Quoted text:
────
Core Design Decisions

1. Singleton Connection Pattern

The package maintains a single connection stored in a private environment:

.db_env <- new.env(parent = emptyenv())

Why?

  • Prevents users accidentally creating multiple connections
  • Simplifies the API (no need to pass connection objects around)
  • Ensures cleanup happens properly

All functions retrieve the connection via .db_get_con() rather than creating new ones.

2. Input Validation

All user inputs are validated early with clear error messages:

.db_validate_name <- function(x, arg = "name") {
  # Must be single non-empty string
  # Only allows A-Z a-z 0-9 _ -
  # Prevents SQL injection and path traversal
}

This catches problems like table = "../../../etc/passwd" before they cause harm.

3. Lazy Evaluation with DuckDB

Read functions return lazy dplyr tables, not collected data:

dplyr::tbl(con, dplyr::sql(query))

Why?

  • Large datasets aren’t loaded into memory until needed
  • DuckDB can optimise the full query (filters, joins, aggregations)
────
Saved entries:

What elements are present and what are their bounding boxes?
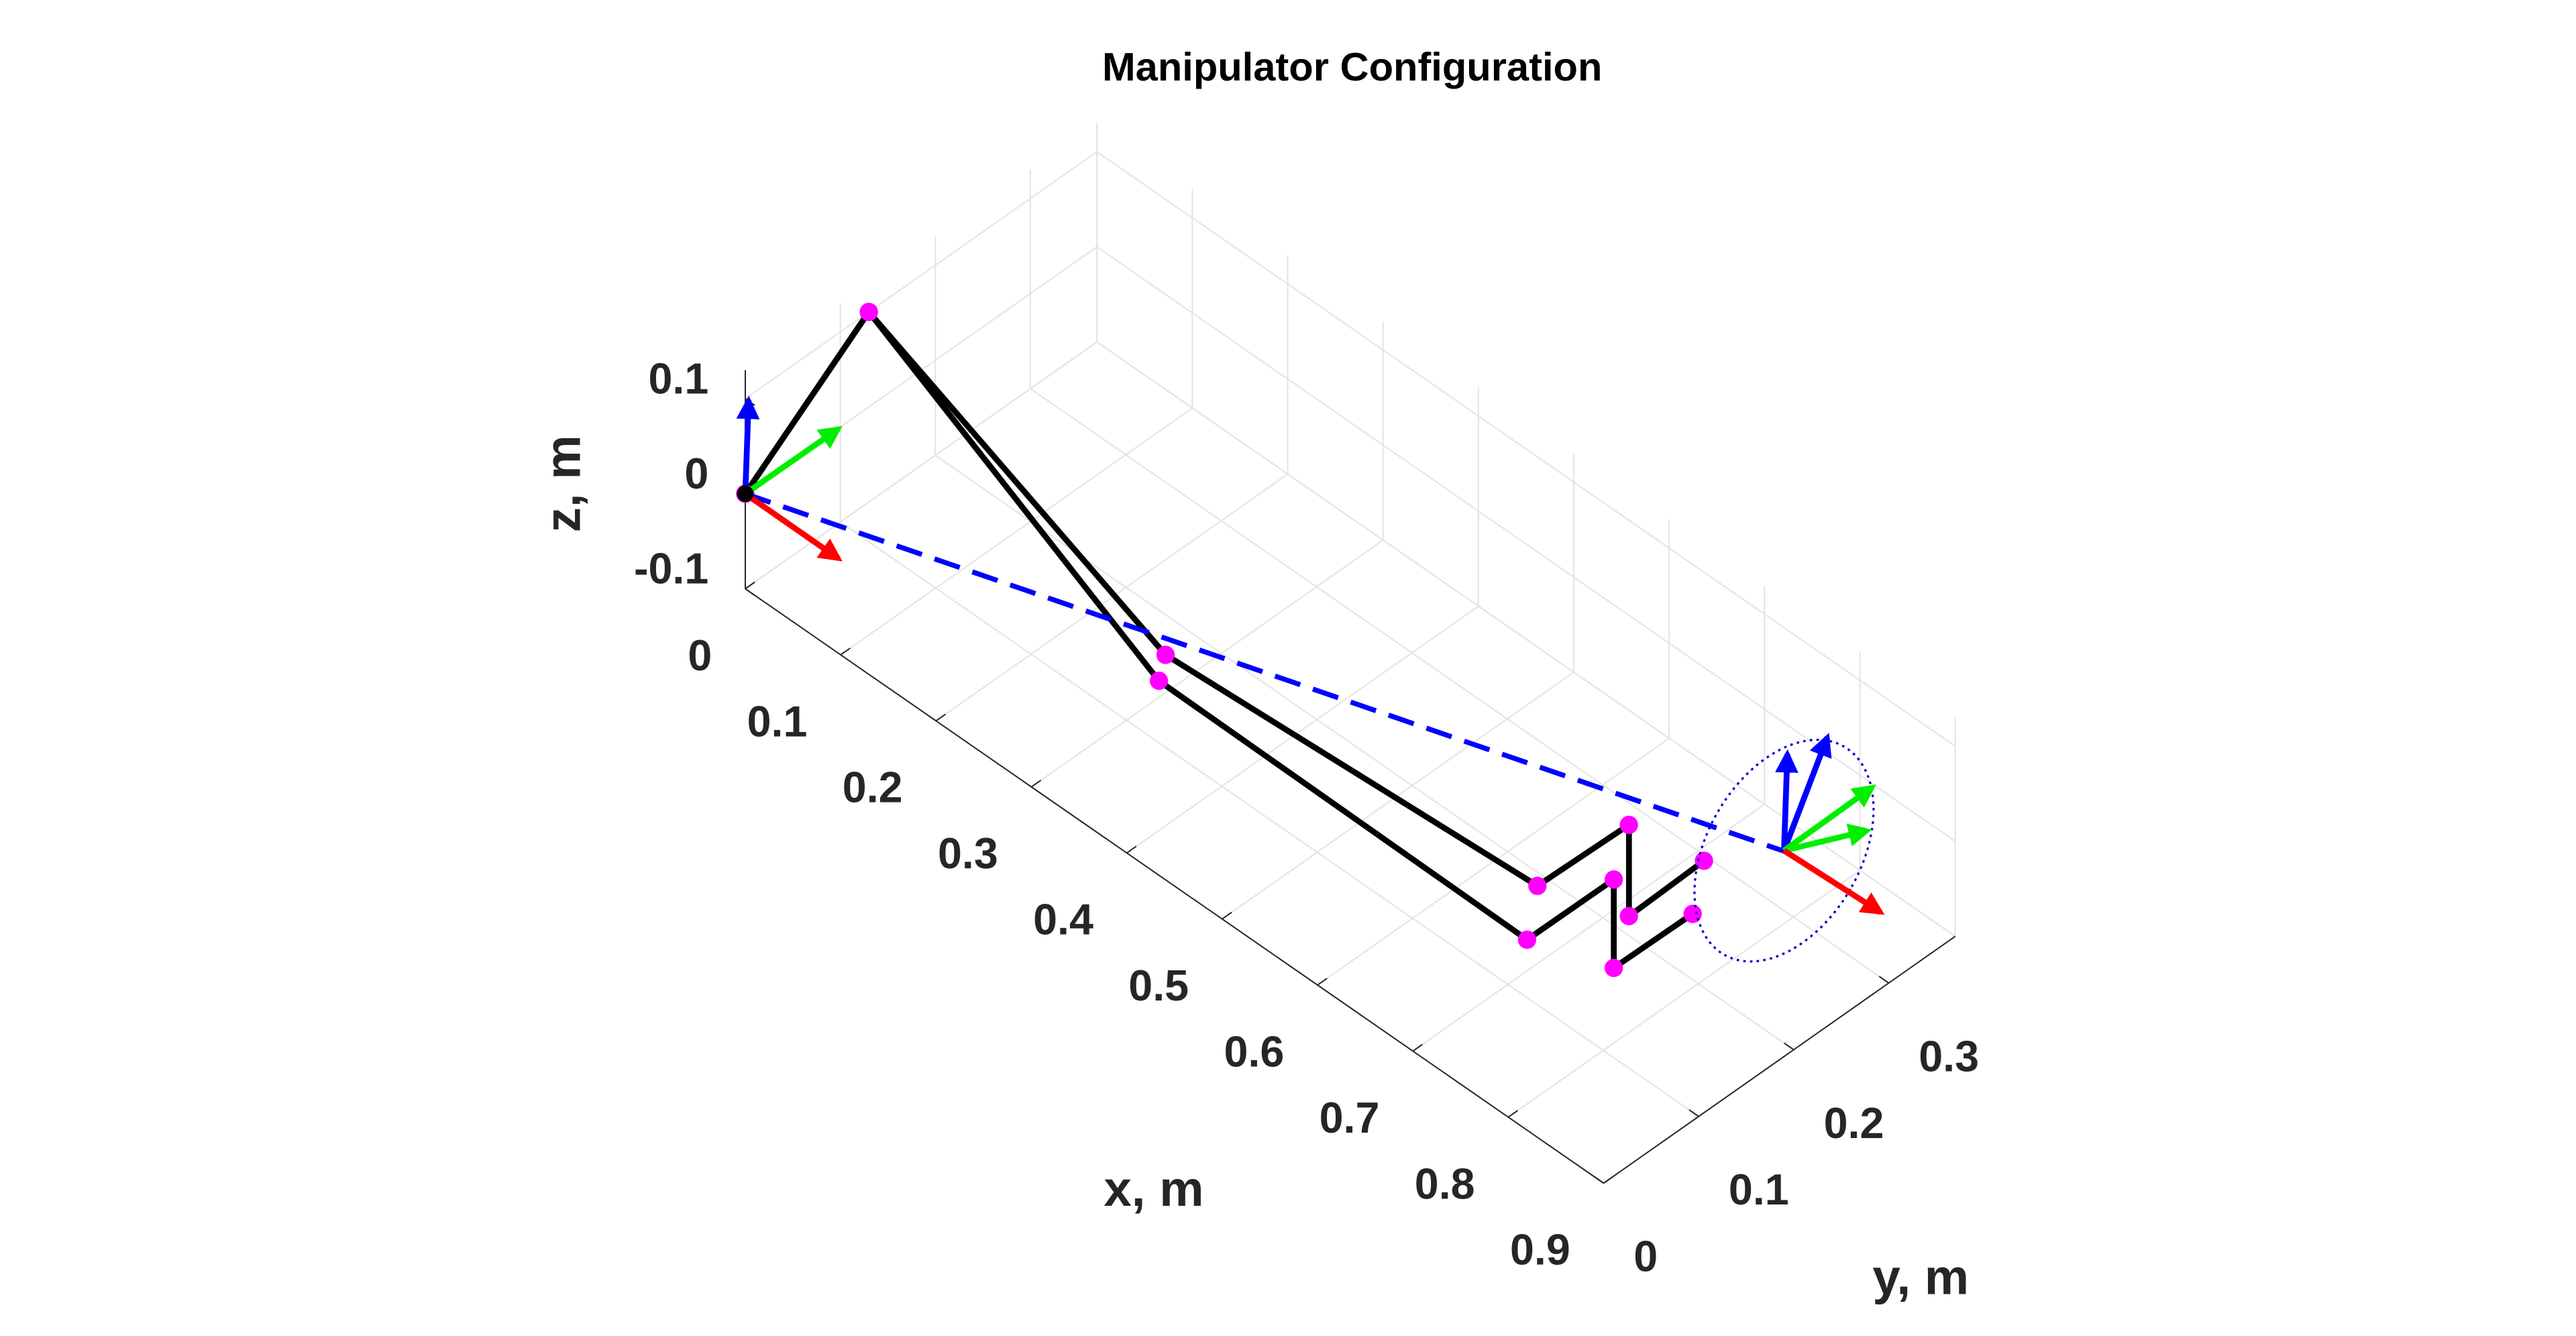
- tick-mark: [1222, 911, 1232, 920]
- base-point: [737, 485, 754, 503]
- grid-line: [840, 407, 1193, 656]
- joint-marker: [1619, 815, 1638, 834]
- grid-line: [745, 151, 1097, 399]
- x-axis-label: x, m: [1104, 1161, 1203, 1217]
- tick-mark: [1603, 1176, 1614, 1184]
- x-tick-label: 0.6: [1224, 1027, 1284, 1076]
- series-line: [744, 491, 1785, 854]
- grid-line: [1096, 151, 1956, 747]
- tick-mark: [1126, 845, 1137, 854]
- joint-marker: [1528, 876, 1547, 895]
- y-tick-label: 0.3: [1919, 1032, 1979, 1080]
- joint-marker: [1695, 852, 1713, 870]
- grid-line: [1030, 539, 1384, 788]
- z-tick-label: 0.1: [648, 354, 708, 403]
- x-tick-label: 0.5: [1128, 962, 1189, 1010]
- tick-mark: [1688, 1109, 1699, 1117]
- frame-axis: [736, 395, 760, 494]
- frame-axis: [1775, 749, 1799, 851]
- frame-axis: [743, 491, 843, 562]
- x-tick-label: 0.9: [1510, 1226, 1570, 1274]
- plot-area: [736, 303, 1785, 978]
- joint-marker: [1604, 870, 1623, 889]
- y-tick-label: 0.2: [1824, 1099, 1884, 1147]
- grid-line: [1412, 803, 1765, 1052]
- grid-line: [1096, 341, 1956, 937]
- tick-mark: [840, 648, 851, 656]
- y-tick-label: 0.1: [1729, 1166, 1789, 1214]
- joint-marker: [1619, 907, 1638, 925]
- joint-marker: [1149, 671, 1169, 690]
- joint-marker: [1604, 958, 1623, 978]
- z-tick-label: 0: [684, 450, 708, 498]
- frame-axis: [1782, 784, 1876, 854]
- tick-mark: [935, 713, 947, 722]
- grid-line: [935, 473, 1289, 722]
- y-tick-label: 0: [1633, 1233, 1658, 1281]
- frame-axis: [1783, 823, 1872, 854]
- x-tick-label: 0.7: [1320, 1094, 1380, 1142]
- grid-line: [1030, 388, 1890, 984]
- frames: [736, 395, 1885, 963]
- x-tick-label: 0.8: [1415, 1160, 1475, 1208]
- series-line: [743, 309, 1706, 919]
- tick-mark: [1593, 1176, 1605, 1184]
- tick-mark: [1878, 976, 1890, 984]
- grid-line: [1222, 671, 1574, 920]
- joint-marker: [1683, 905, 1702, 923]
- grid-line: [1096, 246, 1956, 842]
- frame-axis: [1781, 733, 1832, 852]
- tick-mark: [745, 581, 755, 590]
- tick-mark: [1317, 978, 1328, 986]
- x-tick-label: 0: [688, 631, 712, 680]
- y-axis: [1603, 935, 1956, 1184]
- grid: [744, 123, 1956, 1184]
- x-tick-label: 0.1: [747, 697, 808, 746]
- ellipse: [1693, 738, 1875, 963]
- grid-line: [745, 341, 1097, 590]
- tick-mark: [1784, 1042, 1794, 1051]
- frame-axis: [743, 425, 843, 497]
- joint-marker: [1156, 646, 1175, 664]
- chart-title: Manipulator Configuration: [1102, 44, 1602, 89]
- joint-marker: [859, 303, 878, 321]
- grid-line: [1126, 605, 1479, 854]
- grid-line: [1507, 870, 1861, 1118]
- y-axis-label: y, m: [1872, 1249, 1969, 1305]
- x-tick-label: 0.3: [938, 829, 998, 878]
- tick-mark: [1507, 1110, 1519, 1118]
- z-tick-label: -0.1: [634, 545, 708, 593]
- joint-marker: [1517, 930, 1537, 949]
- x-tick-label: 0.4: [1033, 896, 1093, 944]
- tick-mark: [1030, 779, 1042, 788]
- z-axis-label: z, m: [535, 435, 591, 532]
- frame-axis: [1782, 847, 1885, 915]
- x-tick-label: 0.2: [843, 764, 903, 812]
- tick-mark: [1412, 1043, 1423, 1052]
- series-line: [743, 309, 1695, 971]
- grid-line: [840, 521, 1699, 1117]
- tick-mark: [745, 588, 755, 597]
- axes: 0 0.1 0.2 0.3 0.4 0.5 0.6 0.7 0.8 0.9 0 0.1 0.2 0.3 -0…: [634, 354, 1979, 1280]
- x-axis: [745, 588, 1605, 1184]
────
Written problem 1: In the design notes, what do the read functions return?
Written problem 2: Decide whether each statement agrees with the design notes, answering yes or no and quoting the words that settle it. (a) Functions get the connection through .db_get_con() instead of making new ones. (b) Read functions load large datasets into memory right away. (c) The package keeps a separate connection for each table.
Written problem 3: Reproduce the part of the design notes starting at "Core Design Decisions" and ending at "connection objects around)".
The listing isn't needed here.

Output 1: Lazy dplyr tables, not collected data.

Output 2:
(a) Yes: "All functions retrieve the connection via .db_get_con() rather than creating new ones."
(b) No: "Large datasets aren’t loaded into memory until needed"
(c) No: "The package maintains a single connection stored in a private environment"

Output 3:
Core Design Decisions

1. Singleton Connection Pattern

The package maintains a single connection stored in a private environment:

.db_env <- new.env(parent = emptyenv())

Why?

  • Prevents users accidentally creating multiple connections
  • Simplifies the API (no need to pass connection objects around)